*REQUEST*
Below is a block of records: output all of them exactly and leave out the pictures.

>> BEGIN

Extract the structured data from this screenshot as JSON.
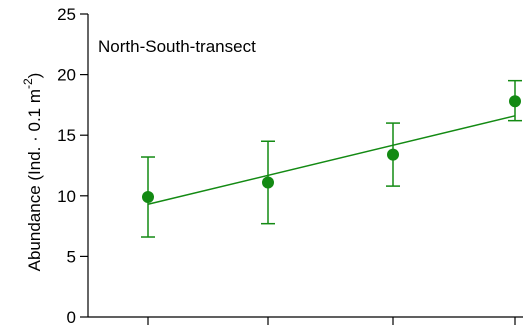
{
  "chart_data": {
    "type": "scatter",
    "annotation": "North-South-transect",
    "ylabel_main": "Abundance (Ind. · 0.1 m",
    "ylabel_sup": "-2",
    "ylabel_close": ")",
    "xlabel": "",
    "ylim": [
      0,
      25
    ],
    "yticks": [
      0,
      5,
      10,
      15,
      20,
      25
    ],
    "grid": false,
    "color": "#138a13",
    "series": [
      {
        "x": [
          1,
          2,
          3,
          4
        ],
        "y": [
          9.9,
          11.1,
          13.4,
          17.8
        ],
        "error_low": [
          6.6,
          7.7,
          10.8,
          16.2
        ],
        "error_high": [
          13.2,
          14.5,
          16.0,
          19.5
        ]
      }
    ],
    "trendline": {
      "x": [
        1,
        4
      ],
      "y": [
        9.3,
        16.6
      ]
    }
  }
}
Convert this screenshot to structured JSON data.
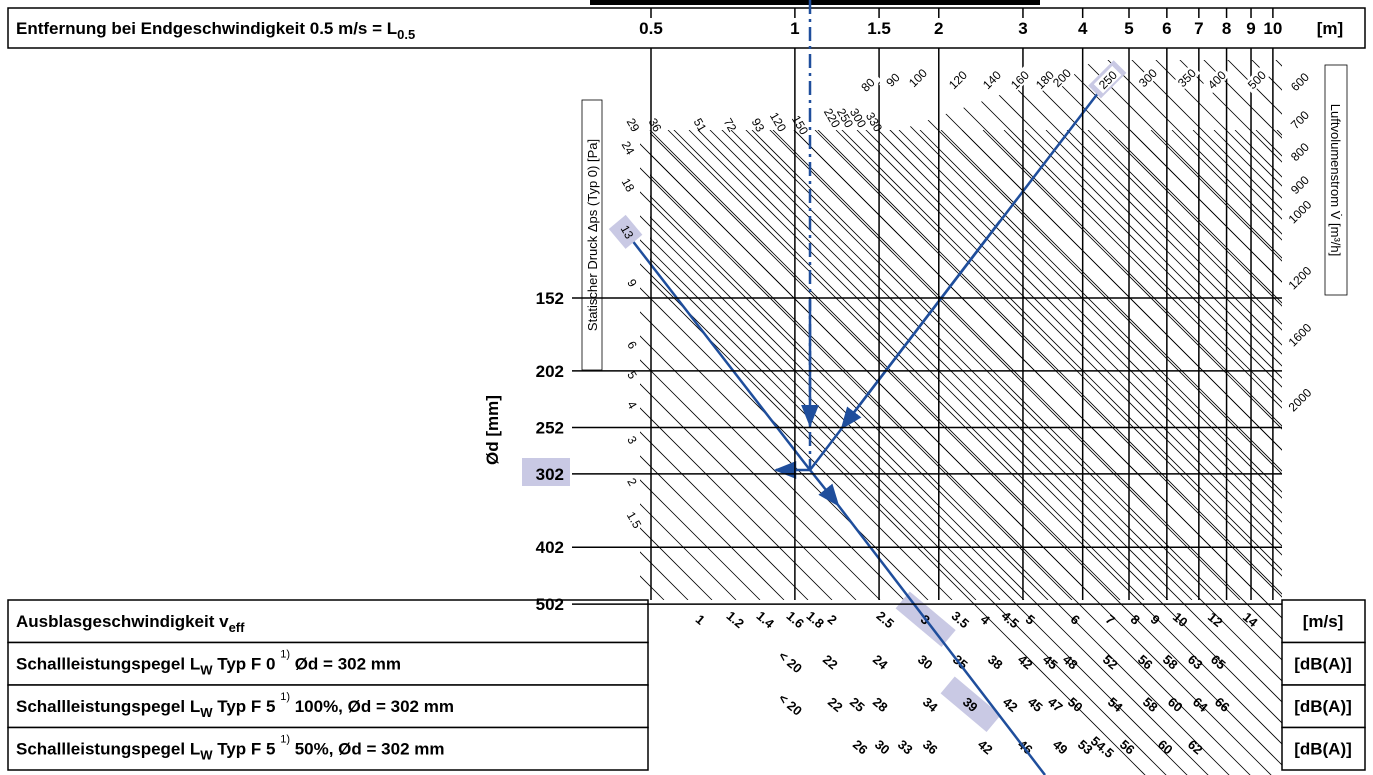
{
  "distance_scale": {
    "label": [
      "Entfernung bei Endgeschwindigkeit 0.5 m/s = L",
      "0.5"
    ],
    "ticks": [
      "0.5",
      "1",
      "1.5",
      "2",
      "3",
      "4",
      "5",
      "6",
      "7",
      "8",
      "9",
      "10"
    ],
    "unit": "[m]"
  },
  "diameter_axis": {
    "label": "Ød [mm]",
    "ticks": [
      "152",
      "202",
      "252",
      "302",
      "402",
      "502"
    ]
  },
  "pressure_scale": {
    "label": "Statischer Druck Δps (Typ 0) [Pa]",
    "ticks": [
      "29",
      "36",
      "51",
      "72",
      "93",
      "120",
      "150",
      "220",
      "250",
      "300",
      "330",
      "24",
      "18",
      "13",
      "9",
      "6",
      "5",
      "4",
      "3",
      "2",
      "1.5"
    ]
  },
  "volume_scale": {
    "label": "Luftvolumenstrom V̇ [m³/h]",
    "ticks": [
      "80",
      "90",
      "100",
      "120",
      "140",
      "160",
      "180",
      "200",
      "250",
      "300",
      "350",
      "400",
      "500",
      "600",
      "700",
      "800",
      "900",
      "1000",
      "1200",
      "1600",
      "2000"
    ]
  },
  "rows": [
    {
      "label": [
        "Ausblasgeschwindigkeit v",
        "eff"
      ],
      "values": [
        "1",
        "1.2",
        "1.4",
        "1.6",
        "1.8",
        "2",
        "2.5",
        "3",
        "3.5",
        "4",
        "4.5",
        "5",
        "6",
        "7",
        "8",
        "9",
        "10",
        "12",
        "14"
      ],
      "unit": "[m/s]"
    },
    {
      "label": [
        "Schallleistungspegel L",
        "W",
        " Typ F 0 ",
        "1)",
        " Ød = 302 mm"
      ],
      "values": [
        "< 20",
        "22",
        "24",
        "30",
        "35",
        "38",
        "42",
        "45",
        "48",
        "52",
        "56",
        "58",
        "63",
        "65"
      ],
      "unit": "[dB(A)]"
    },
    {
      "label": [
        "Schallleistungspegel L",
        "W",
        " Typ F 5 ",
        "1)",
        " 100%, Ød = 302 mm"
      ],
      "values": [
        "< 20",
        "22",
        "25",
        "28",
        "34",
        "39",
        "42",
        "45",
        "47",
        "50",
        "54",
        "58",
        "60",
        "64",
        "66"
      ],
      "unit": "[dB(A)]"
    },
    {
      "label": [
        "Schallleistungspegel L",
        "W",
        " Typ F 5 ",
        "1)",
        "   50%, Ød = 302 mm"
      ],
      "values": [
        "26",
        "30",
        "33",
        "36",
        "42",
        "46",
        "49",
        "53",
        "54.5",
        "56",
        "60",
        "62"
      ],
      "unit": "[dB(A)]"
    }
  ]
}
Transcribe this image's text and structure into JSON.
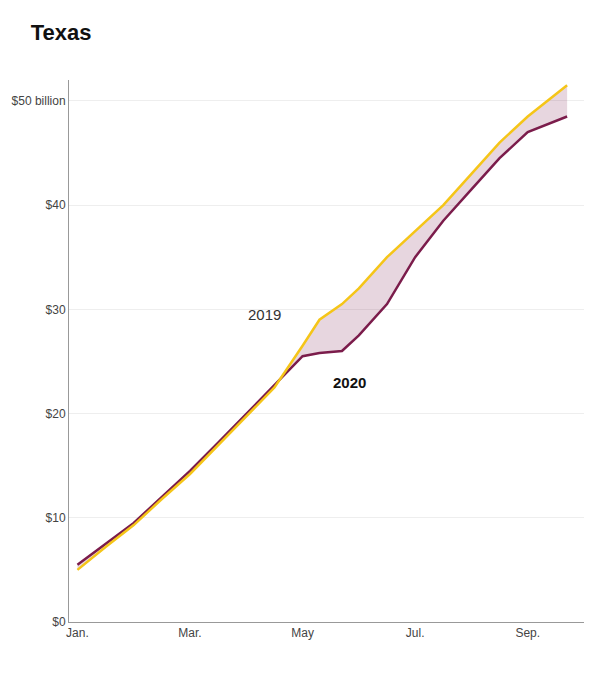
{
  "chart_data": {
    "type": "line",
    "title": "Texas",
    "series": [
      {
        "name": "2019",
        "color": "#F5C518",
        "x": [
          0,
          0.5,
          1,
          1.5,
          2,
          2.5,
          3,
          3.5,
          4,
          4.3,
          4.7,
          5,
          5.5,
          6,
          6.5,
          7,
          7.5,
          8,
          8.7
        ],
        "values": [
          5.0,
          7.2,
          9.3,
          11.8,
          14.2,
          17.0,
          19.8,
          22.5,
          26.5,
          29.0,
          30.5,
          32.0,
          35.0,
          37.5,
          40.0,
          43.0,
          46.0,
          48.5,
          51.5
        ]
      },
      {
        "name": "2020",
        "color": "#7B1C4B",
        "x": [
          0,
          0.5,
          1,
          1.5,
          2,
          2.5,
          3,
          3.5,
          4,
          4.3,
          4.7,
          5,
          5.5,
          6,
          6.5,
          7,
          7.5,
          8,
          8.7
        ],
        "values": [
          5.5,
          7.5,
          9.5,
          12.0,
          14.5,
          17.2,
          20.0,
          22.7,
          25.5,
          25.8,
          26.0,
          27.5,
          30.5,
          35.0,
          38.5,
          41.5,
          44.5,
          47.0,
          48.5
        ]
      }
    ],
    "xlim": [
      -0.15,
      9.0
    ],
    "xticks": [
      {
        "value": 0,
        "label": "Jan."
      },
      {
        "value": 2,
        "label": "Mar."
      },
      {
        "value": 4,
        "label": "May"
      },
      {
        "value": 6,
        "label": "Jul."
      },
      {
        "value": 8,
        "label": "Sep."
      }
    ],
    "ylim": [
      0,
      52
    ],
    "yticks": [
      {
        "value": 0,
        "label": "$0"
      },
      {
        "value": 10,
        "label": "$10"
      },
      {
        "value": 20,
        "label": "$20"
      },
      {
        "value": 30,
        "label": "$30"
      },
      {
        "value": 40,
        "label": "$40"
      },
      {
        "value": 50,
        "label": "$50 billion"
      }
    ],
    "annotations": [
      {
        "text": "2019",
        "x": 3.0,
        "y": 28.5
      },
      {
        "text": "2020",
        "x": 4.5,
        "y": 24.0
      }
    ],
    "grid": true
  }
}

>> END

*CORRECT ANSWER*
Extract the structured data from this screenshot as JSON.
{
  "chart_data": {
    "type": "scatter",
    "annotation": "North-South-transect",
    "ylabel_main": "Abundance (Ind. · 0.1 m",
    "ylabel_sup": "-2",
    "ylabel_close": ")",
    "xlabel": "",
    "ylim": [
      0,
      25
    ],
    "yticks": [
      0,
      5,
      10,
      15,
      20,
      25
    ],
    "grid": false,
    "color": "#138a13",
    "series": [
      {
        "x": [
          1,
          2,
          3,
          4
        ],
        "y": [
          9.9,
          11.1,
          13.4,
          17.8
        ],
        "error_low": [
          6.6,
          7.7,
          10.8,
          16.2
        ],
        "error_high": [
          13.2,
          14.5,
          16.0,
          19.5
        ]
      }
    ],
    "trendline": {
      "x": [
        1,
        4
      ],
      "y": [
        9.3,
        16.6
      ]
    }
  }
}
Convert this screenshot to structured JSON data.
{
  "distance_scale": {
    "label": [
      "Entfernung bei Endgeschwindigkeit 0.5 m/s = L",
      "0.5"
    ],
    "ticks": [
      "0.5",
      "1",
      "1.5",
      "2",
      "3",
      "4",
      "5",
      "6",
      "7",
      "8",
      "9",
      "10"
    ],
    "unit": "[m]"
  },
  "diameter_axis": {
    "label": "Ød [mm]",
    "ticks": [
      "152",
      "202",
      "252",
      "302",
      "402",
      "502"
    ]
  },
  "pressure_scale": {
    "label": "Statischer Druck Δps (Typ 0) [Pa]",
    "ticks": [
      "29",
      "36",
      "51",
      "72",
      "93",
      "120",
      "150",
      "220",
      "250",
      "300",
      "330",
      "24",
      "18",
      "13",
      "9",
      "6",
      "5",
      "4",
      "3",
      "2",
      "1.5"
    ]
  },
  "volume_scale": {
    "label": "Luftvolumenstrom V̇ [m³/h]",
    "ticks": [
      "80",
      "90",
      "100",
      "120",
      "140",
      "160",
      "180",
      "200",
      "250",
      "300",
      "350",
      "400",
      "500",
      "600",
      "700",
      "800",
      "900",
      "1000",
      "1200",
      "1600",
      "2000"
    ]
  },
  "rows": [
    {
      "label": [
        "Ausblasgeschwindigkeit v",
        "eff"
      ],
      "values": [
        "1",
        "1.2",
        "1.4",
        "1.6",
        "1.8",
        "2",
        "2.5",
        "3",
        "3.5",
        "4",
        "4.5",
        "5",
        "6",
        "7",
        "8",
        "9",
        "10",
        "12",
        "14"
      ],
      "unit": "[m/s]"
    },
    {
      "label": [
        "Schallleistungspegel L",
        "W",
        " Typ F 0 ",
        "1)",
        " Ød = 302 mm"
      ],
      "values": [
        "< 20",
        "22",
        "24",
        "30",
        "35",
        "38",
        "42",
        "45",
        "48",
        "52",
        "56",
        "58",
        "63",
        "65"
      ],
      "unit": "[dB(A)]"
    },
    {
      "label": [
        "Schallleistungspegel L",
        "W",
        " Typ F 5 ",
        "1)",
        " 100%, Ød = 302 mm"
      ],
      "values": [
        "< 20",
        "22",
        "25",
        "28",
        "34",
        "39",
        "42",
        "45",
        "47",
        "50",
        "54",
        "58",
        "60",
        "64",
        "66"
      ],
      "unit": "[dB(A)]"
    },
    {
      "label": [
        "Schallleistungspegel L",
        "W",
        " Typ F 5 ",
        "1)",
        "   50%, Ød = 302 mm"
      ],
      "values": [
        "26",
        "30",
        "33",
        "36",
        "42",
        "46",
        "49",
        "53",
        "54.5",
        "56",
        "60",
        "62"
      ],
      "unit": "[dB(A)]"
    }
  ]
}
Transcribe this image's text and structure into JSON.
{
  "chart_data": {
    "type": "line",
    "title": "Texas",
    "series": [
      {
        "name": "2019",
        "color": "#F5C518",
        "x": [
          0,
          0.5,
          1,
          1.5,
          2,
          2.5,
          3,
          3.5,
          4,
          4.3,
          4.7,
          5,
          5.5,
          6,
          6.5,
          7,
          7.5,
          8,
          8.7
        ],
        "values": [
          5.0,
          7.2,
          9.3,
          11.8,
          14.2,
          17.0,
          19.8,
          22.5,
          26.5,
          29.0,
          30.5,
          32.0,
          35.0,
          37.5,
          40.0,
          43.0,
          46.0,
          48.5,
          51.5
        ]
      },
      {
        "name": "2020",
        "color": "#7B1C4B",
        "x": [
          0,
          0.5,
          1,
          1.5,
          2,
          2.5,
          3,
          3.5,
          4,
          4.3,
          4.7,
          5,
          5.5,
          6,
          6.5,
          7,
          7.5,
          8,
          8.7
        ],
        "values": [
          5.5,
          7.5,
          9.5,
          12.0,
          14.5,
          17.2,
          20.0,
          22.7,
          25.5,
          25.8,
          26.0,
          27.5,
          30.5,
          35.0,
          38.5,
          41.5,
          44.5,
          47.0,
          48.5
        ]
      }
    ],
    "xlim": [
      -0.15,
      9.0
    ],
    "xticks": [
      {
        "value": 0,
        "label": "Jan."
      },
      {
        "value": 2,
        "label": "Mar."
      },
      {
        "value": 4,
        "label": "May"
      },
      {
        "value": 6,
        "label": "Jul."
      },
      {
        "value": 8,
        "label": "Sep."
      }
    ],
    "ylim": [
      0,
      52
    ],
    "yticks": [
      {
        "value": 0,
        "label": "$0"
      },
      {
        "value": 10,
        "label": "$10"
      },
      {
        "value": 20,
        "label": "$20"
      },
      {
        "value": 30,
        "label": "$30"
      },
      {
        "value": 40,
        "label": "$40"
      },
      {
        "value": 50,
        "label": "$50 billion"
      }
    ],
    "annotations": [
      {
        "text": "2019",
        "x": 3.0,
        "y": 28.5
      },
      {
        "text": "2020",
        "x": 4.5,
        "y": 24.0
      }
    ],
    "grid": true
  }
}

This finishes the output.